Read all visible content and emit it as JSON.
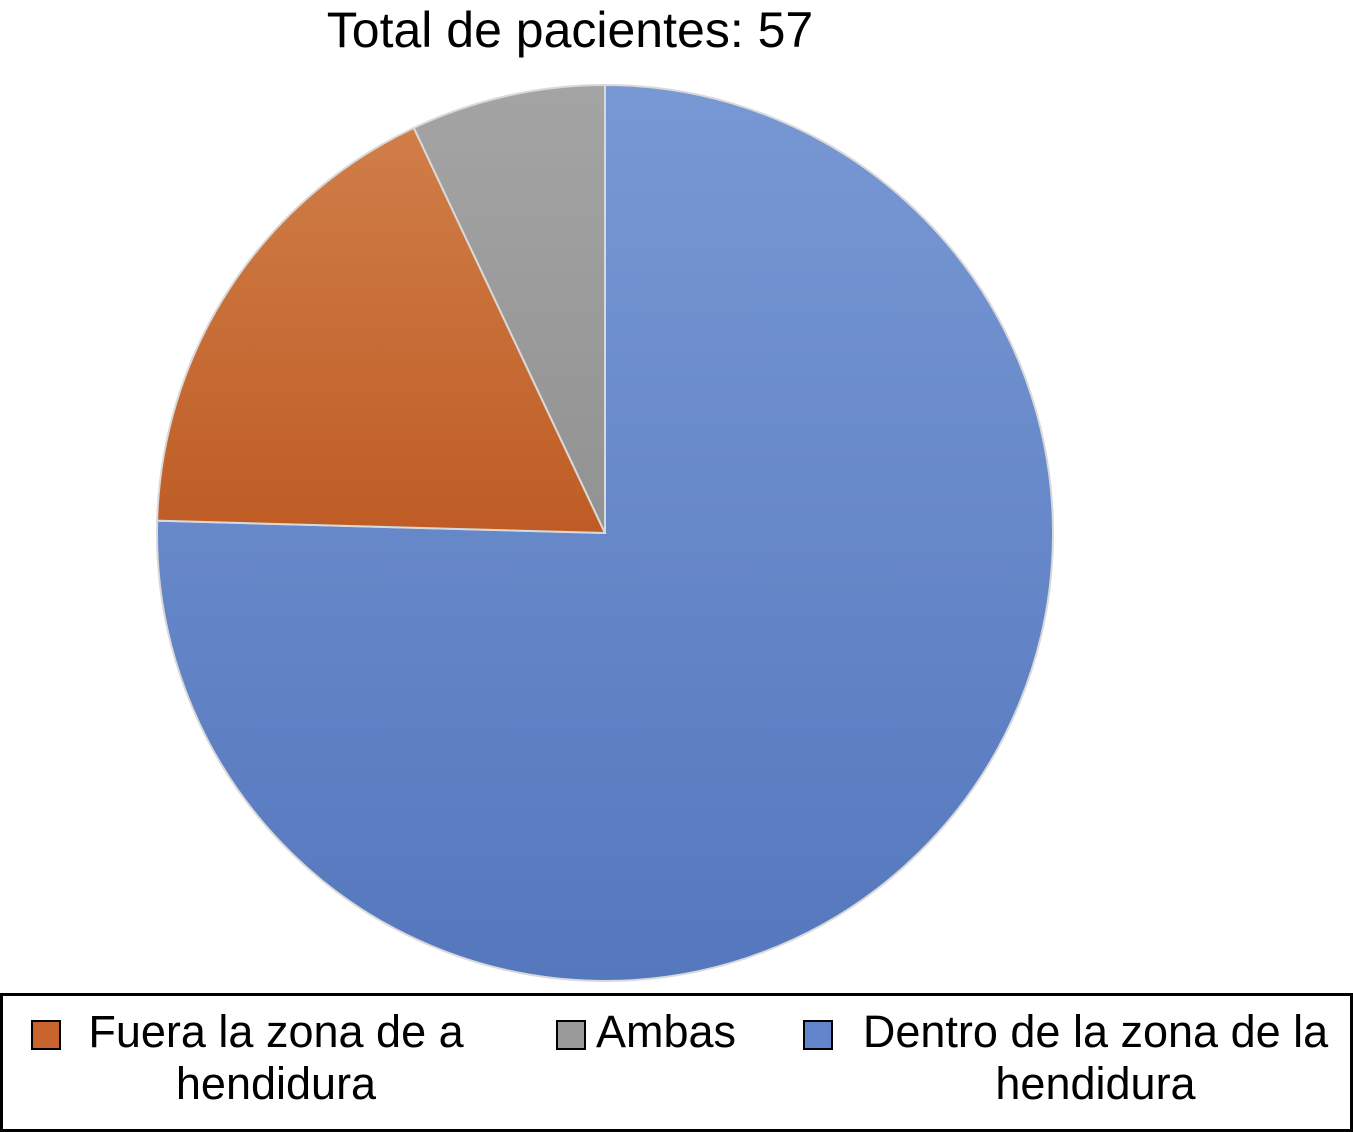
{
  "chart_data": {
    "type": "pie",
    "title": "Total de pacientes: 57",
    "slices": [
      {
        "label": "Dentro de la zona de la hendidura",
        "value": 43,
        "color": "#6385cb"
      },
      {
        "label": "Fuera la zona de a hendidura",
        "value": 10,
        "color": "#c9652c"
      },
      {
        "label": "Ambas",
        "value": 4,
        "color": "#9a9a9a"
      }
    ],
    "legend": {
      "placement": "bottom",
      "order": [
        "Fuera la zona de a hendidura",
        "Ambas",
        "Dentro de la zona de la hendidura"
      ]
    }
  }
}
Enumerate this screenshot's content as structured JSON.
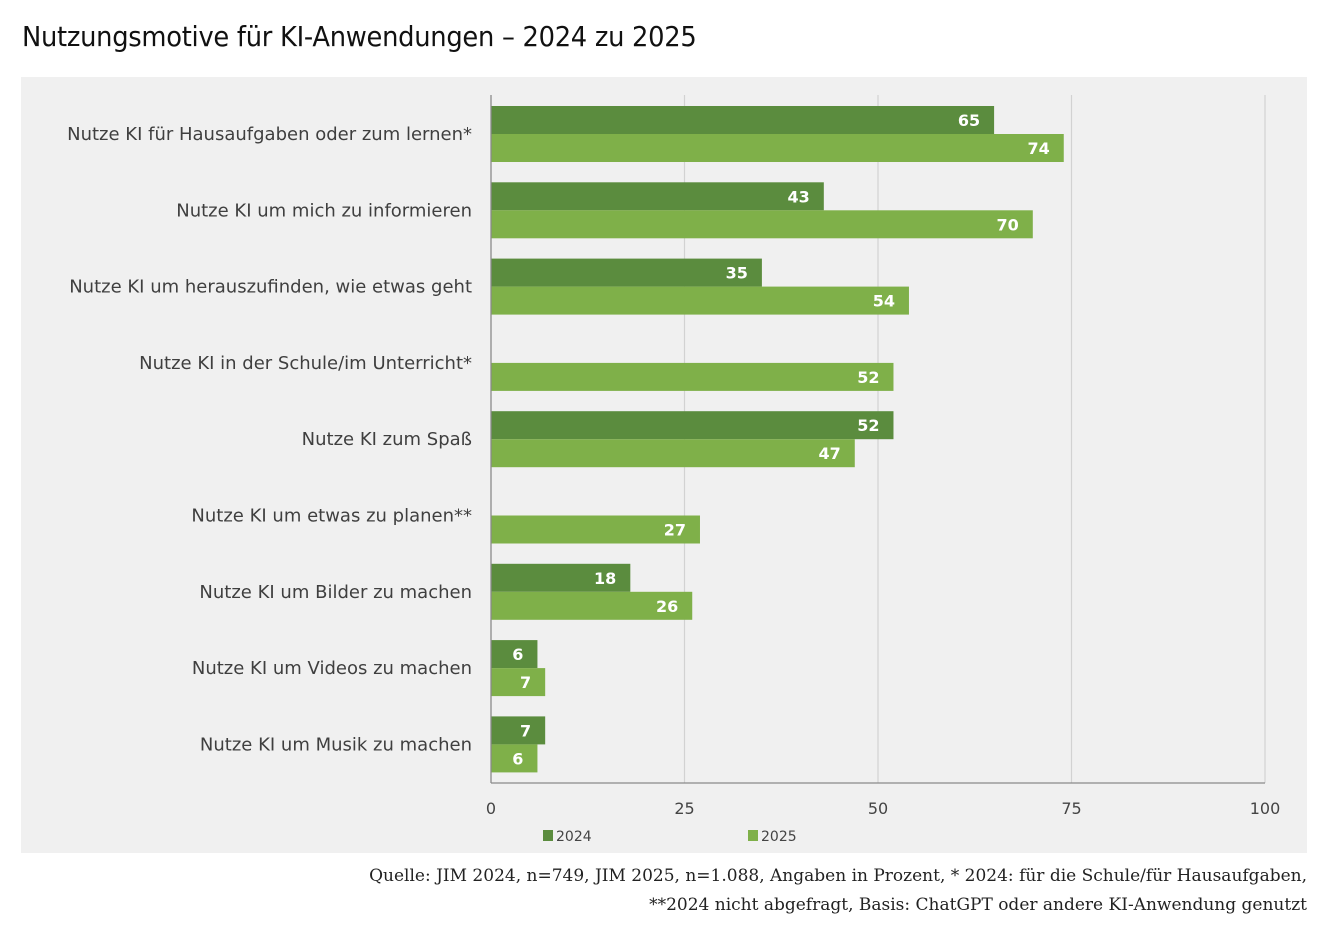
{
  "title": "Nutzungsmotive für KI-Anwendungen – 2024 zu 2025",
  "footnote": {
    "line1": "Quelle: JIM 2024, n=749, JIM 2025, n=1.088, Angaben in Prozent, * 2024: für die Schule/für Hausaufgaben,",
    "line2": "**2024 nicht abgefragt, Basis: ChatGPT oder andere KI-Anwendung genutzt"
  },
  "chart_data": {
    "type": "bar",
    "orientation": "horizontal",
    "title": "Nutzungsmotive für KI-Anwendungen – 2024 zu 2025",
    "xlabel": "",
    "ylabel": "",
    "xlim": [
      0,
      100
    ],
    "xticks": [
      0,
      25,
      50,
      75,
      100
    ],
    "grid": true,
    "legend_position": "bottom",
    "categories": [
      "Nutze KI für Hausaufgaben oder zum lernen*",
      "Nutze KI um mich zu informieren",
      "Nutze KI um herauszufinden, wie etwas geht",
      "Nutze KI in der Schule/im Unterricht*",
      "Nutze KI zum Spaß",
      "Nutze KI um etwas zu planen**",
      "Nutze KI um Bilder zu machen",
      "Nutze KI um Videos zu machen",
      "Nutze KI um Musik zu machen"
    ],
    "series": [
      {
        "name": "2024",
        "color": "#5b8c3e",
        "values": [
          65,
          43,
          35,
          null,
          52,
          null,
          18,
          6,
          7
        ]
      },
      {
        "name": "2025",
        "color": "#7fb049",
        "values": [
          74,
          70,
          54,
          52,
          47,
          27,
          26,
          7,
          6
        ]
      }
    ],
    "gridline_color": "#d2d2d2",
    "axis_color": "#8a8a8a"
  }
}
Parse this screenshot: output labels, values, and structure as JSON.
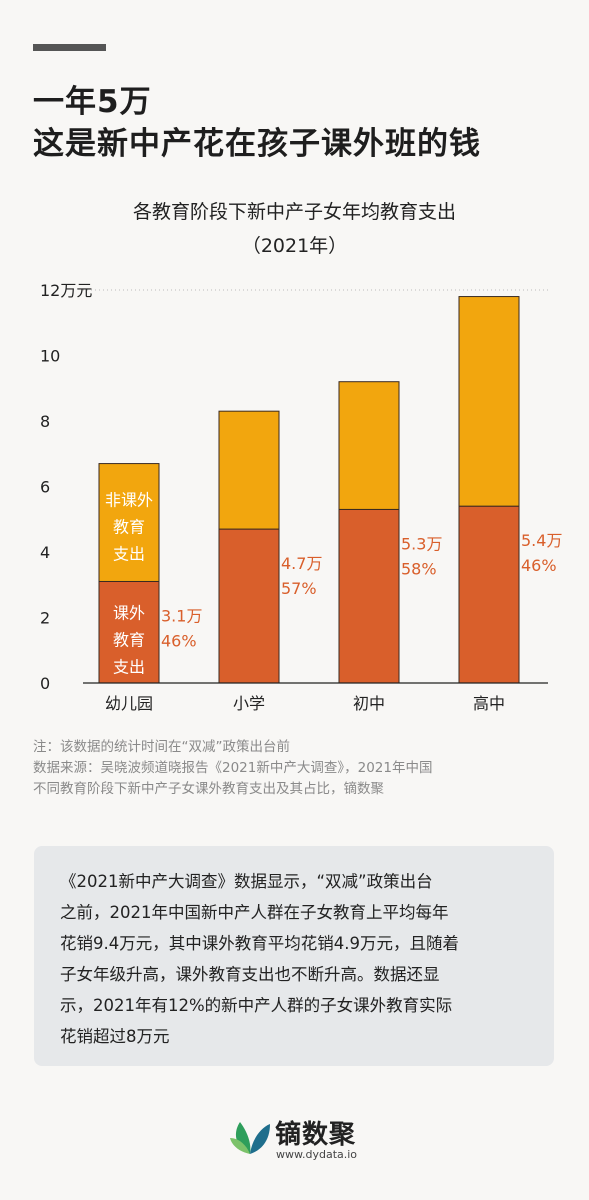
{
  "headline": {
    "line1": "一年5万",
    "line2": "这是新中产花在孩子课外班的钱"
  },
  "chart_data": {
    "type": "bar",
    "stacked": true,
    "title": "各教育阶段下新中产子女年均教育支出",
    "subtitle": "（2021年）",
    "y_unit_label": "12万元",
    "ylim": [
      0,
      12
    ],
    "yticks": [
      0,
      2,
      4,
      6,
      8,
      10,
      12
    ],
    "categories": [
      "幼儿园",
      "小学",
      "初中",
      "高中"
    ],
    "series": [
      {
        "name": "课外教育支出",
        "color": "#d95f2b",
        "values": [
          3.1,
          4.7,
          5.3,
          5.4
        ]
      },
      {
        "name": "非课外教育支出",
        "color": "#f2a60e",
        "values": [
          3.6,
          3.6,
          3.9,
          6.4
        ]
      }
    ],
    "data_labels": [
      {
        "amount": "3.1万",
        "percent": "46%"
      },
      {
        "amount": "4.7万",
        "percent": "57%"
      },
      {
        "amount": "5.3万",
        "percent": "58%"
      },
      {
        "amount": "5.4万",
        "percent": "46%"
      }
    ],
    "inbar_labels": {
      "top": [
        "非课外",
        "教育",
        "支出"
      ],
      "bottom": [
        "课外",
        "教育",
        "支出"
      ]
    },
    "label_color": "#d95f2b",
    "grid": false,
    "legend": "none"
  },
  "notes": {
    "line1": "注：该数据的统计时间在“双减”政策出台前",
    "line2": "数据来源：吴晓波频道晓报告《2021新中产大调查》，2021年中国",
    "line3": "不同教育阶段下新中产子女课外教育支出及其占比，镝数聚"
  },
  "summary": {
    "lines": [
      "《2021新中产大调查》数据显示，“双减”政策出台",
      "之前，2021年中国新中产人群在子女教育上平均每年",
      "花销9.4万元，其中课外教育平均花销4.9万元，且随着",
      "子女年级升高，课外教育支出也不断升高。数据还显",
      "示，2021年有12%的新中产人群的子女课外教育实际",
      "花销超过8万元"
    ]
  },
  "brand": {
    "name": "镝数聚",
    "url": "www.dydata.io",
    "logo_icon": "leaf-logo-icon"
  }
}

§

| TASK REQUIREMENTS |
Your task is to copy the entries in full and exactly, without any images.

| SOLUTION |
Read all visible content and emit it as JSON.
{
  "chart_data": {
    "type": "pie",
    "title": "Total de pacientes: 57",
    "slices": [
      {
        "label": "Dentro de la zona de la hendidura",
        "value": 43,
        "color": "#6385cb"
      },
      {
        "label": "Fuera la zona de a hendidura",
        "value": 10,
        "color": "#c9652c"
      },
      {
        "label": "Ambas",
        "value": 4,
        "color": "#9a9a9a"
      }
    ],
    "legend": {
      "placement": "bottom",
      "order": [
        "Fuera la zona de a hendidura",
        "Ambas",
        "Dentro de la zona de la hendidura"
      ]
    }
  }
}
Enumerate this screenshot's content as structured JSON.
{
  "title": "Nutzungsmotive für KI-Anwendungen – 2024 zu 2025",
  "footnote": {
    "line1": "Quelle: JIM 2024, n=749, JIM 2025, n=1.088, Angaben in Prozent, * 2024: für die Schule/für Hausaufgaben,",
    "line2": "**2024 nicht abgefragt, Basis: ChatGPT oder andere KI-Anwendung genutzt"
  },
  "chart_data": {
    "type": "bar",
    "orientation": "horizontal",
    "title": "Nutzungsmotive für KI-Anwendungen – 2024 zu 2025",
    "xlabel": "",
    "ylabel": "",
    "xlim": [
      0,
      100
    ],
    "xticks": [
      0,
      25,
      50,
      75,
      100
    ],
    "grid": true,
    "legend_position": "bottom",
    "categories": [
      "Nutze KI für Hausaufgaben oder zum lernen*",
      "Nutze KI um mich zu informieren",
      "Nutze KI um herauszufinden, wie etwas geht",
      "Nutze KI in der Schule/im Unterricht*",
      "Nutze KI zum Spaß",
      "Nutze KI um etwas zu planen**",
      "Nutze KI um Bilder zu machen",
      "Nutze KI um Videos zu machen",
      "Nutze KI um Musik zu machen"
    ],
    "series": [
      {
        "name": "2024",
        "color": "#5b8c3e",
        "values": [
          65,
          43,
          35,
          null,
          52,
          null,
          18,
          6,
          7
        ]
      },
      {
        "name": "2025",
        "color": "#7fb049",
        "values": [
          74,
          70,
          54,
          52,
          47,
          27,
          26,
          7,
          6
        ]
      }
    ],
    "gridline_color": "#d2d2d2",
    "axis_color": "#8a8a8a"
  }
}
Parse this screenshot: output labels, values, and structure as JSON.
{
  "headline": {
    "line1": "一年5万",
    "line2": "这是新中产花在孩子课外班的钱"
  },
  "chart_data": {
    "type": "bar",
    "stacked": true,
    "title": "各教育阶段下新中产子女年均教育支出",
    "subtitle": "（2021年）",
    "y_unit_label": "12万元",
    "ylim": [
      0,
      12
    ],
    "yticks": [
      0,
      2,
      4,
      6,
      8,
      10,
      12
    ],
    "categories": [
      "幼儿园",
      "小学",
      "初中",
      "高中"
    ],
    "series": [
      {
        "name": "课外教育支出",
        "color": "#d95f2b",
        "values": [
          3.1,
          4.7,
          5.3,
          5.4
        ]
      },
      {
        "name": "非课外教育支出",
        "color": "#f2a60e",
        "values": [
          3.6,
          3.6,
          3.9,
          6.4
        ]
      }
    ],
    "data_labels": [
      {
        "amount": "3.1万",
        "percent": "46%"
      },
      {
        "amount": "4.7万",
        "percent": "57%"
      },
      {
        "amount": "5.3万",
        "percent": "58%"
      },
      {
        "amount": "5.4万",
        "percent": "46%"
      }
    ],
    "inbar_labels": {
      "top": [
        "非课外",
        "教育",
        "支出"
      ],
      "bottom": [
        "课外",
        "教育",
        "支出"
      ]
    },
    "label_color": "#d95f2b",
    "grid": false,
    "legend": "none"
  },
  "notes": {
    "line1": "注：该数据的统计时间在“双减”政策出台前",
    "line2": "数据来源：吴晓波频道晓报告《2021新中产大调查》，2021年中国",
    "line3": "不同教育阶段下新中产子女课外教育支出及其占比，镝数聚"
  },
  "summary": {
    "lines": [
      "《2021新中产大调查》数据显示，“双减”政策出台",
      "之前，2021年中国新中产人群在子女教育上平均每年",
      "花销9.4万元，其中课外教育平均花销4.9万元，且随着",
      "子女年级升高，课外教育支出也不断升高。数据还显",
      "示，2021年有12%的新中产人群的子女课外教育实际",
      "花销超过8万元"
    ]
  },
  "brand": {
    "name": "镝数聚",
    "url": "www.dydata.io",
    "logo_icon": "leaf-logo-icon"
  }
}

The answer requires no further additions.